◆ Brief
Which lines below hold the word "JSON"? Report each one.

(Figure dataset records)
++++++++
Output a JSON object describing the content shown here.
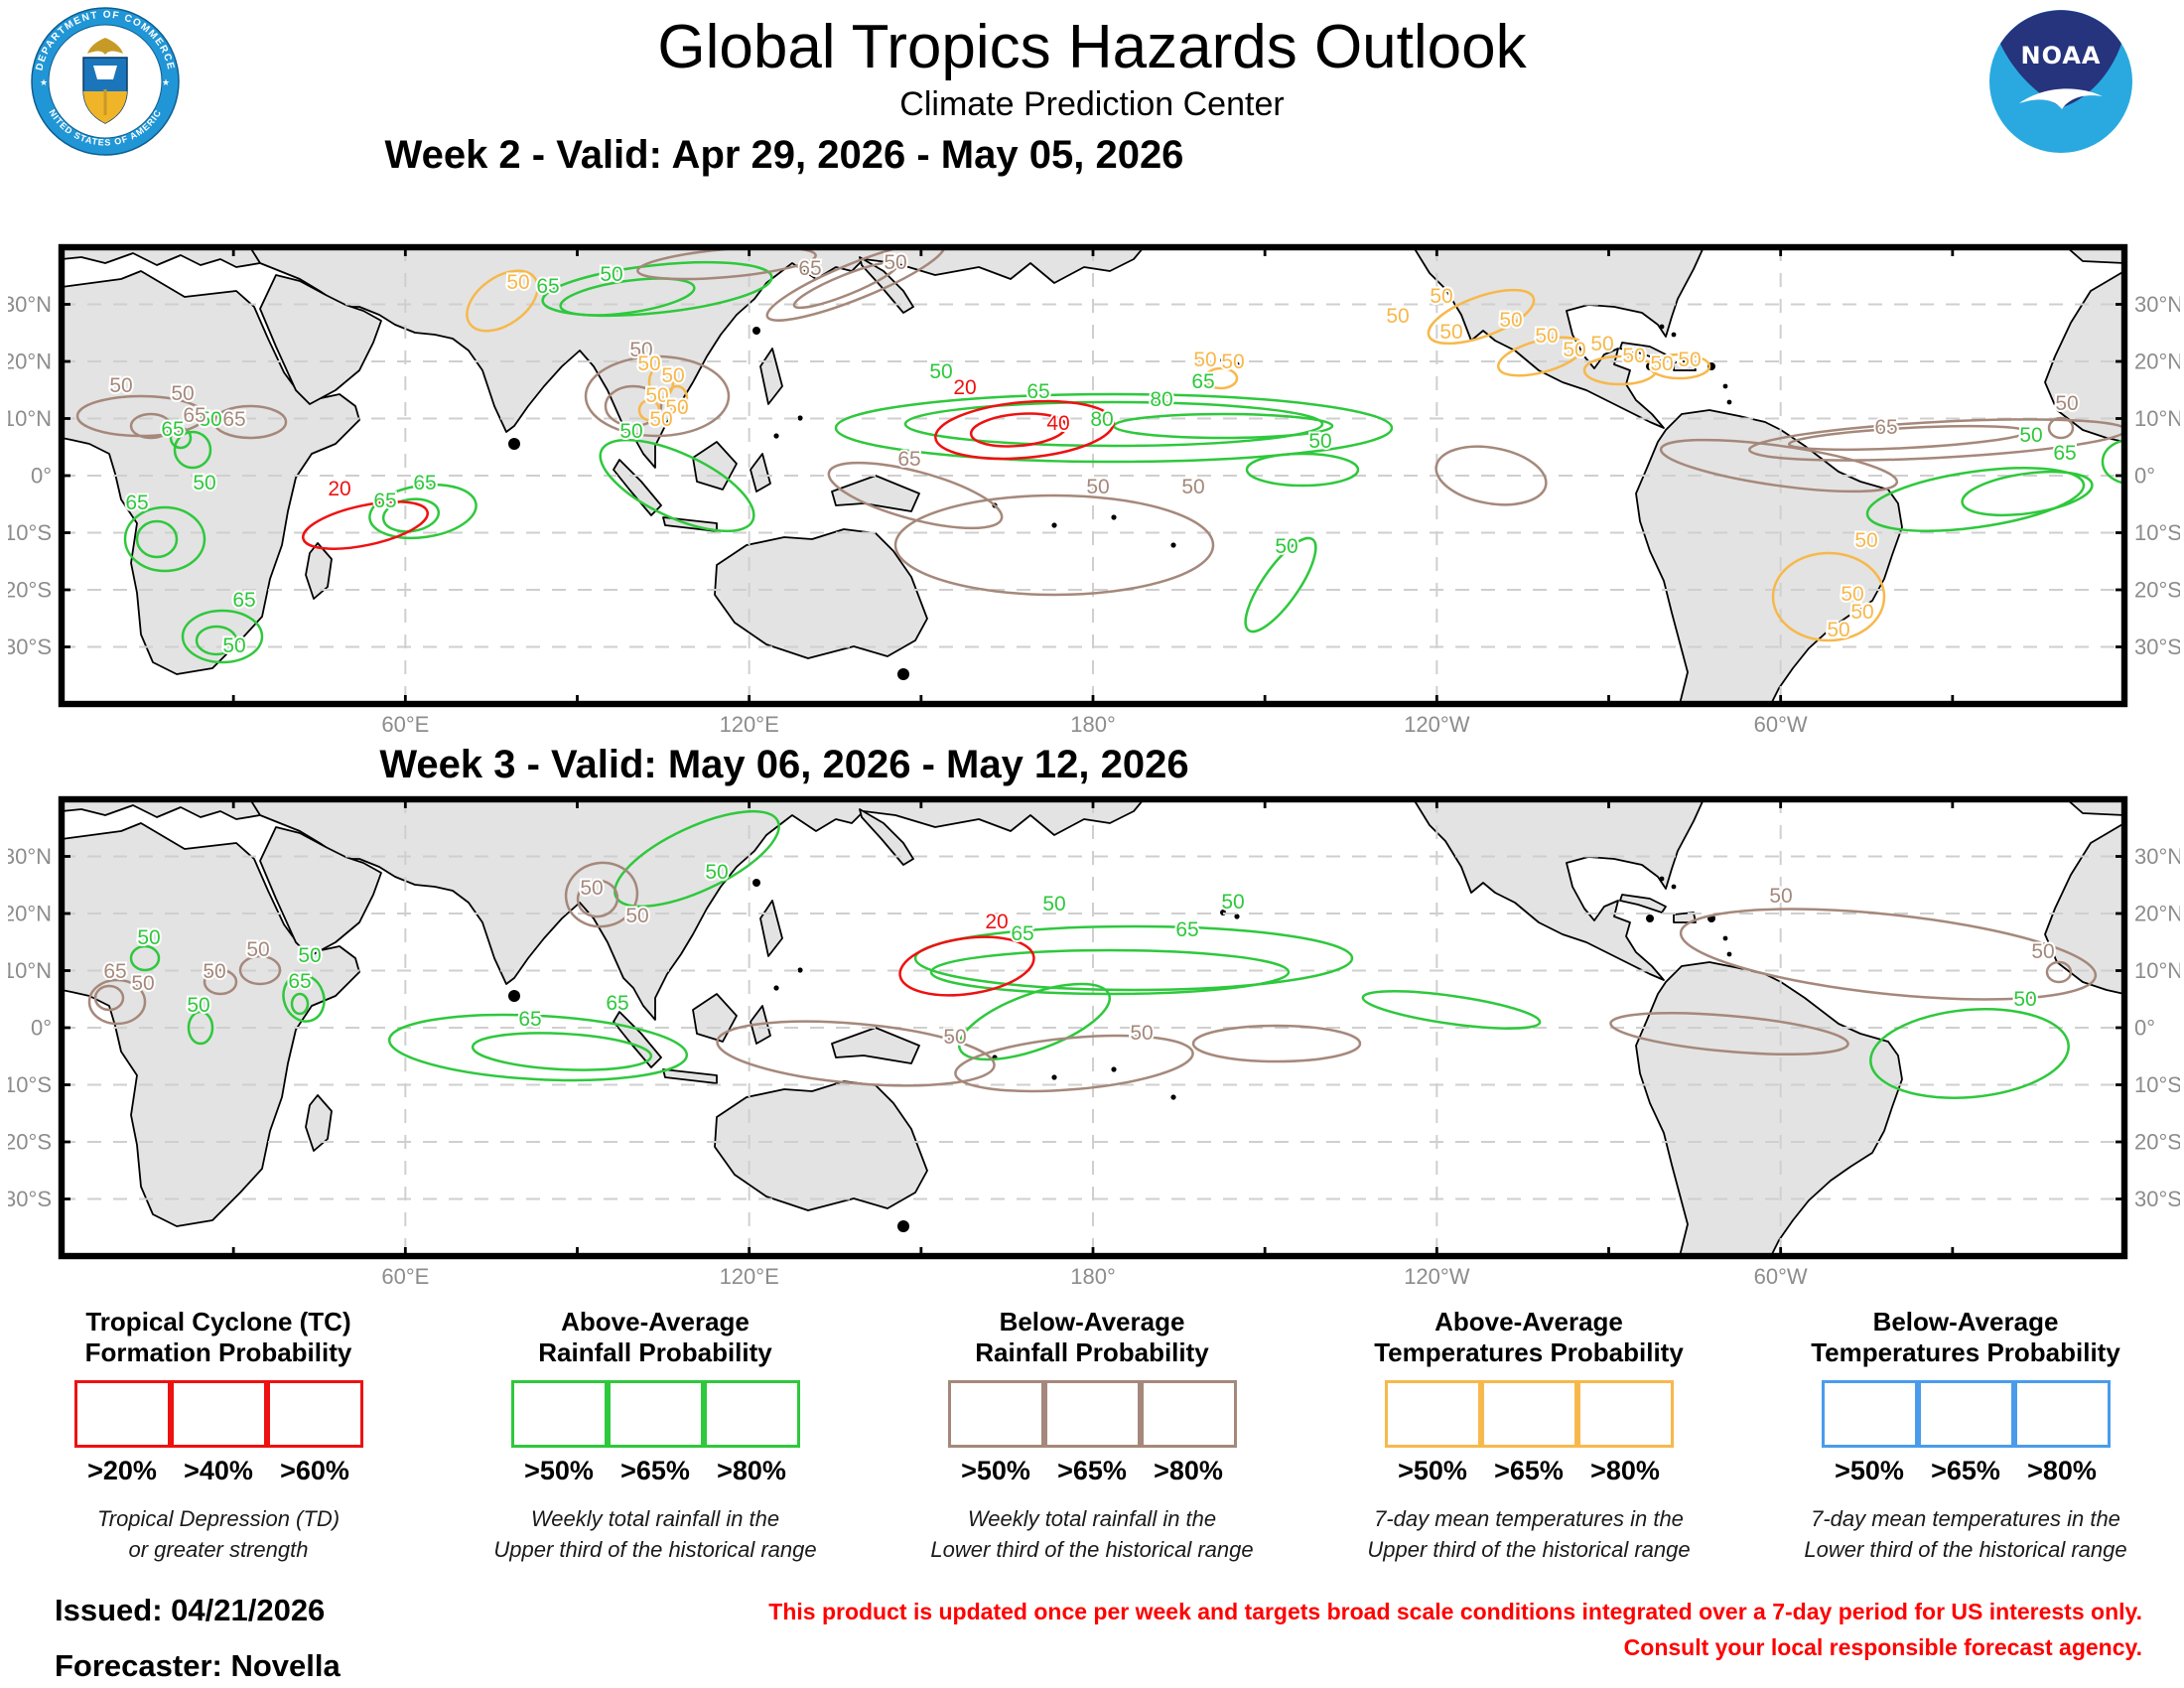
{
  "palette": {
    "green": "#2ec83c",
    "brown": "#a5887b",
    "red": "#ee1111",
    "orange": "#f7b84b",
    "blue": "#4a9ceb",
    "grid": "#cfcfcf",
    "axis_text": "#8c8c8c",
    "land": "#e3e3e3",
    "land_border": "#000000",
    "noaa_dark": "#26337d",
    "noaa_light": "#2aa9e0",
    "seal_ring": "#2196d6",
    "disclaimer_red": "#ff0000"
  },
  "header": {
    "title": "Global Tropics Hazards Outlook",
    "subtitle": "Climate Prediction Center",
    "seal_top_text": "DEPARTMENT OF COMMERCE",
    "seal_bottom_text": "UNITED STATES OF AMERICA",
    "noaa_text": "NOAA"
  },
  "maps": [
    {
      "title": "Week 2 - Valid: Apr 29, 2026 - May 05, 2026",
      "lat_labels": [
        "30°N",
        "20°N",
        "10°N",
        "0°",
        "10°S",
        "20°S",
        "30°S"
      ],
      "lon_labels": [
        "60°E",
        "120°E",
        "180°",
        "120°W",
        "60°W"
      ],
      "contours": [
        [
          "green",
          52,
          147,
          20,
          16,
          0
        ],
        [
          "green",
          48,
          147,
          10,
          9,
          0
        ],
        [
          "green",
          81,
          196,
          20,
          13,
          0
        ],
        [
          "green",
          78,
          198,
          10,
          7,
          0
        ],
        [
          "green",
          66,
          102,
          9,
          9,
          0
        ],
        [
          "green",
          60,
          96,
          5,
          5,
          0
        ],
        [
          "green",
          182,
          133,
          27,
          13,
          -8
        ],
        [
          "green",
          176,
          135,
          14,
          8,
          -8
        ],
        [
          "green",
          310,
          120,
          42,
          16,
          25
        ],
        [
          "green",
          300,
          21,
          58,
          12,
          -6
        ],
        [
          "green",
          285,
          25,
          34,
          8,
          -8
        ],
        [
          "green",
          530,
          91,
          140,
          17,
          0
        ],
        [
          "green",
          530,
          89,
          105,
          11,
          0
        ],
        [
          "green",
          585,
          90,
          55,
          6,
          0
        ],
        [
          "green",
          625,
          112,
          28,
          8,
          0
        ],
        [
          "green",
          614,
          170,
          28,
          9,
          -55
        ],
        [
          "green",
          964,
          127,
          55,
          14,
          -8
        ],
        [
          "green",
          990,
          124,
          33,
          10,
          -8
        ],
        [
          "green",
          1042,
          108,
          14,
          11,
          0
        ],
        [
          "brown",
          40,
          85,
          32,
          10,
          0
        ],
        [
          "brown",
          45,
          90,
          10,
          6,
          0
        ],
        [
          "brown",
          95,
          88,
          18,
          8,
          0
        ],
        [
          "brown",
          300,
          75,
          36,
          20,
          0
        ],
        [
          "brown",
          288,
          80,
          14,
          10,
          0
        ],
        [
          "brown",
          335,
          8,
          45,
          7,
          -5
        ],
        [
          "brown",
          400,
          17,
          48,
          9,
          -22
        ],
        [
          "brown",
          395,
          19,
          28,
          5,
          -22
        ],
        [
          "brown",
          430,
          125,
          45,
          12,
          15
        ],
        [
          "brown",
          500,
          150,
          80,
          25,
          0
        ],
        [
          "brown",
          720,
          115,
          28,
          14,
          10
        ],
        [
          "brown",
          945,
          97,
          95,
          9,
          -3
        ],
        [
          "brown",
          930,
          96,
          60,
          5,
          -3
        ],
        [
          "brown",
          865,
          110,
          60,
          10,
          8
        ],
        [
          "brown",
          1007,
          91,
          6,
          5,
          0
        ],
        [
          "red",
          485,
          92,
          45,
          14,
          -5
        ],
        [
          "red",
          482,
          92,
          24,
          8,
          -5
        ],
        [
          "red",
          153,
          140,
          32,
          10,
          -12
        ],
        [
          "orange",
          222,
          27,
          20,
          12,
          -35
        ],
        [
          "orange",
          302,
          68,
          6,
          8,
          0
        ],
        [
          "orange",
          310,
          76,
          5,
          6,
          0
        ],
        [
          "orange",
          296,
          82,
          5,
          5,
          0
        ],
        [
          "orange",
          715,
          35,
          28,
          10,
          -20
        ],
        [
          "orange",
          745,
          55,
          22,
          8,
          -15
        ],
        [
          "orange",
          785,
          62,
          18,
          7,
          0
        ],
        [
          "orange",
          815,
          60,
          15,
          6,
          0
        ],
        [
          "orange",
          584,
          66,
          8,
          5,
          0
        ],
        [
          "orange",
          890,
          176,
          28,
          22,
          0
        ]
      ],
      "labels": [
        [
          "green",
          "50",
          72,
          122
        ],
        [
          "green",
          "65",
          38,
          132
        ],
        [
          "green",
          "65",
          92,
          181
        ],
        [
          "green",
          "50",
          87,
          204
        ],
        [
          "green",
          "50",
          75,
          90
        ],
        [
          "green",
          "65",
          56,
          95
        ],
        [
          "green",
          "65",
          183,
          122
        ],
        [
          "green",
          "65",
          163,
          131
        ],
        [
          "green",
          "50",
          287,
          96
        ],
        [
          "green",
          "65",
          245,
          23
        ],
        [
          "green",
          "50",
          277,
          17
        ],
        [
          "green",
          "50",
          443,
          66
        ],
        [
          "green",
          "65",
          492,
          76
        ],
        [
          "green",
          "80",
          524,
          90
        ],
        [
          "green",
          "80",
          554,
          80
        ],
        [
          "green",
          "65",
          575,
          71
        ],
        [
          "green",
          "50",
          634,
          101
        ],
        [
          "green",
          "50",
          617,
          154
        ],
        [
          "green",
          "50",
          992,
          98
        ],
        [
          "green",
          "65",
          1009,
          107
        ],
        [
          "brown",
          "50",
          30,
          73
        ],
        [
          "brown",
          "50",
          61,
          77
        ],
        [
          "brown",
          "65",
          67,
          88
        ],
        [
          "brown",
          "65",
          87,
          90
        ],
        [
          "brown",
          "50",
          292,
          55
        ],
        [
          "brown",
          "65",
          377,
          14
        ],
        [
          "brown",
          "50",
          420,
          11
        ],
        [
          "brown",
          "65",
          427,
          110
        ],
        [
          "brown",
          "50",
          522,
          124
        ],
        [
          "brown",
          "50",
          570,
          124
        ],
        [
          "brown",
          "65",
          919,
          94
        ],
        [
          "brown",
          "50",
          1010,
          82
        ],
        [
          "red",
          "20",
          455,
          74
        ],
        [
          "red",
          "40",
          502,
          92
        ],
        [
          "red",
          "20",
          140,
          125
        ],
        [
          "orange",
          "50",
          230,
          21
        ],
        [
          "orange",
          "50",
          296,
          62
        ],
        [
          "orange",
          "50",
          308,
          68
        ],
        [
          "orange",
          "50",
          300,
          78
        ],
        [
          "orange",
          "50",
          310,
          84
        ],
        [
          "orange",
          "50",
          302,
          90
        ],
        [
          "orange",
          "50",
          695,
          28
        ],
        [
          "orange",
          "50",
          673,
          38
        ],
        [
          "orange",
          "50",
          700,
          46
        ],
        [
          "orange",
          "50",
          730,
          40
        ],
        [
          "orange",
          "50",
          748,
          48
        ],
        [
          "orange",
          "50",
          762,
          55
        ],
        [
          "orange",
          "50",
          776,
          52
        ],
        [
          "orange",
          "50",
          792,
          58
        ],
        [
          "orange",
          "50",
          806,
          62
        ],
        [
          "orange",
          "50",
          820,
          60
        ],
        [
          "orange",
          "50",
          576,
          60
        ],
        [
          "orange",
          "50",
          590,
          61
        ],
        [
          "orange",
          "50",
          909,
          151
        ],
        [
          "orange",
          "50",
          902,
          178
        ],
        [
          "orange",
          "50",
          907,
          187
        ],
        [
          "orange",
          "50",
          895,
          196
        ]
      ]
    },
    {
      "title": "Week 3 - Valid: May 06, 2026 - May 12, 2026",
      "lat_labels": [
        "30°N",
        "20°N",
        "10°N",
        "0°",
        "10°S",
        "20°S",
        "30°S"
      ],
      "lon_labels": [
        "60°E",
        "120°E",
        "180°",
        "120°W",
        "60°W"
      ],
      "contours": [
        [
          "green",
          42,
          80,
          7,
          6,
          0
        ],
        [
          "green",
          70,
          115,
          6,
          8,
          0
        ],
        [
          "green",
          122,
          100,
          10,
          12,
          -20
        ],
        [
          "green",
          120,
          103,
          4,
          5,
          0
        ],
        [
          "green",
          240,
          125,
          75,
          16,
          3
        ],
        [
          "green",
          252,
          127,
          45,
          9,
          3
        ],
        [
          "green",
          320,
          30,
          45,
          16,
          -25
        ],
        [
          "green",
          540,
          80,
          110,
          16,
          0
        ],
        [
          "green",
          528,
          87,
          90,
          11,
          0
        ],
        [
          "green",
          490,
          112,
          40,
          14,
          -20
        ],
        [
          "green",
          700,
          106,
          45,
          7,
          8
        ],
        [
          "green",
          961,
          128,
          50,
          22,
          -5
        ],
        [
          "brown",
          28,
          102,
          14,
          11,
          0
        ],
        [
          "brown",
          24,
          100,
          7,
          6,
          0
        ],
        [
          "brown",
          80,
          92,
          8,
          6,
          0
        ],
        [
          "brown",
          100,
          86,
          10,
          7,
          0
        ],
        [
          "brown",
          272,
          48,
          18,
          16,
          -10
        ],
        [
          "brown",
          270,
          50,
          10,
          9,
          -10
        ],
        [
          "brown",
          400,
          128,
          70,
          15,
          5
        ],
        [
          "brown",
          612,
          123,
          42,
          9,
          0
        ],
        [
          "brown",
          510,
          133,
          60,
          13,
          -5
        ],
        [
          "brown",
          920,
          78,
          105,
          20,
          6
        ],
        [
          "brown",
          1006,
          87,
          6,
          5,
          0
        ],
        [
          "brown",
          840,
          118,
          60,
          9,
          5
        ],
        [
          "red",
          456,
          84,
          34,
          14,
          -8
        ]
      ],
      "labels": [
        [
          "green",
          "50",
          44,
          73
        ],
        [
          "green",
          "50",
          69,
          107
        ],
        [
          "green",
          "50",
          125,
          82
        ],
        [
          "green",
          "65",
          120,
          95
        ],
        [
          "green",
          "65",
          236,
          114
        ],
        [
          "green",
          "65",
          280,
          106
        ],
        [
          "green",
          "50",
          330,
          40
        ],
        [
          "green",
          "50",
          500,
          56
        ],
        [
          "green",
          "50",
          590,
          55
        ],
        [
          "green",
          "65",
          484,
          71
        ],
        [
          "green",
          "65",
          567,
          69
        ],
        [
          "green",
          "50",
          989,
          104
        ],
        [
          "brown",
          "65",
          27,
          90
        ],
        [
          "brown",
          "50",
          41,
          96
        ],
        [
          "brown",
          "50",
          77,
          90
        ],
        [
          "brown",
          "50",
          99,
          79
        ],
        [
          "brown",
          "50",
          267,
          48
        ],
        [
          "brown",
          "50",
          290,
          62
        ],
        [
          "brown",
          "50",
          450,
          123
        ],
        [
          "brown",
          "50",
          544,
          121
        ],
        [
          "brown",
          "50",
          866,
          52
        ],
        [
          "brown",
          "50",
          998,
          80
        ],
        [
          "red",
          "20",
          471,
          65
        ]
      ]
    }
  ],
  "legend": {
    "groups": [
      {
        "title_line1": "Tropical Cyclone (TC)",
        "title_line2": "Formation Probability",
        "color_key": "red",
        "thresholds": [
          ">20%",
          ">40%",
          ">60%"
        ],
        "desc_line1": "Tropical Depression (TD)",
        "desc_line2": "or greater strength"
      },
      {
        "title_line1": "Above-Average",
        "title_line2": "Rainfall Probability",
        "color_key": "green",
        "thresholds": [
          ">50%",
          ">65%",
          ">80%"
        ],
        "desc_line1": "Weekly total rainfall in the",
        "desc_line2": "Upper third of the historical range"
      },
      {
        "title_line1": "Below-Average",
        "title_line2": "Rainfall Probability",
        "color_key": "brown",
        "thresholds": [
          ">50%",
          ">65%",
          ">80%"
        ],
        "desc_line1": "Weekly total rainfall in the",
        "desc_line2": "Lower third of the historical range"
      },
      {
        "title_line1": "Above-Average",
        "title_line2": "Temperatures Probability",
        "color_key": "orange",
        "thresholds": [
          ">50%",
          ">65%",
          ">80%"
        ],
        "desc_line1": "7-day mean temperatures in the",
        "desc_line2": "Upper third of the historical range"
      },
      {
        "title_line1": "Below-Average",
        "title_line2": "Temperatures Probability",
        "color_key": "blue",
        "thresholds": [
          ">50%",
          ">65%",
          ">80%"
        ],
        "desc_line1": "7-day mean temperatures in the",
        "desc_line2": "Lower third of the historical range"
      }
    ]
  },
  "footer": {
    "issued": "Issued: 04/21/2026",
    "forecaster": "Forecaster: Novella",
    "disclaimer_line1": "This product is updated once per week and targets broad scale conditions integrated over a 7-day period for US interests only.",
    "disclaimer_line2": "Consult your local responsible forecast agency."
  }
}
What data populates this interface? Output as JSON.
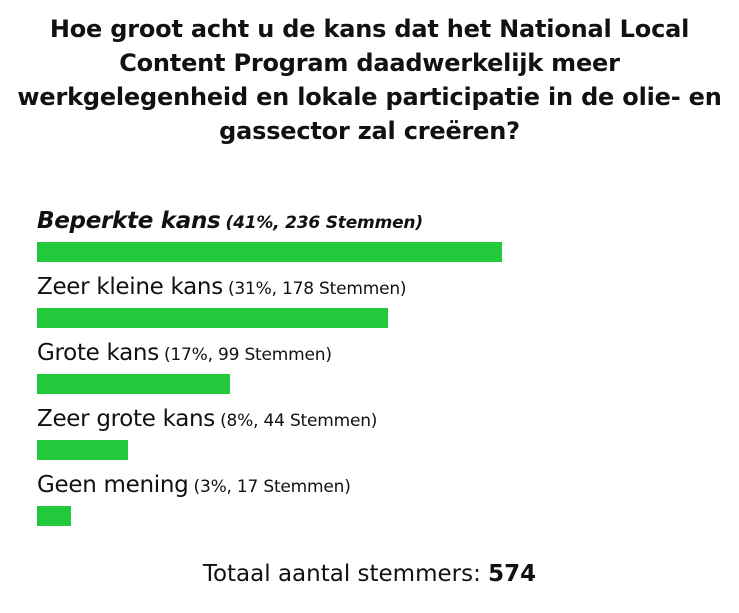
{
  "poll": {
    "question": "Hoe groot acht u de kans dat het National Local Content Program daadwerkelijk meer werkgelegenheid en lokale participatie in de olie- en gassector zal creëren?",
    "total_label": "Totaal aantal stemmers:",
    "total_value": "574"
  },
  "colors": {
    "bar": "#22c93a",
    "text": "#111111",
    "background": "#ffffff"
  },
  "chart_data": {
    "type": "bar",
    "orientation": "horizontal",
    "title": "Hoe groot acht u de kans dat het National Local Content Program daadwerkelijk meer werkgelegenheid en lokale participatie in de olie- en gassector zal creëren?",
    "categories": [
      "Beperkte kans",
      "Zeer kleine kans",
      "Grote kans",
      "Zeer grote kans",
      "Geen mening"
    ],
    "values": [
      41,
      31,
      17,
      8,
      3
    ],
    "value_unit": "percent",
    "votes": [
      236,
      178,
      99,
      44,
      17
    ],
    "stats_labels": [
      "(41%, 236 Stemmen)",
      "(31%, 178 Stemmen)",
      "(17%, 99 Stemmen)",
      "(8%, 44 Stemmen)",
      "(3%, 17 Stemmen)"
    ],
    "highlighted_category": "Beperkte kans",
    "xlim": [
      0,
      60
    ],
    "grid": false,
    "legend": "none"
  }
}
++++++++
◆ Task answer
Output a JSON object describing the content shown here.
What data populates this interface? Output as JSON.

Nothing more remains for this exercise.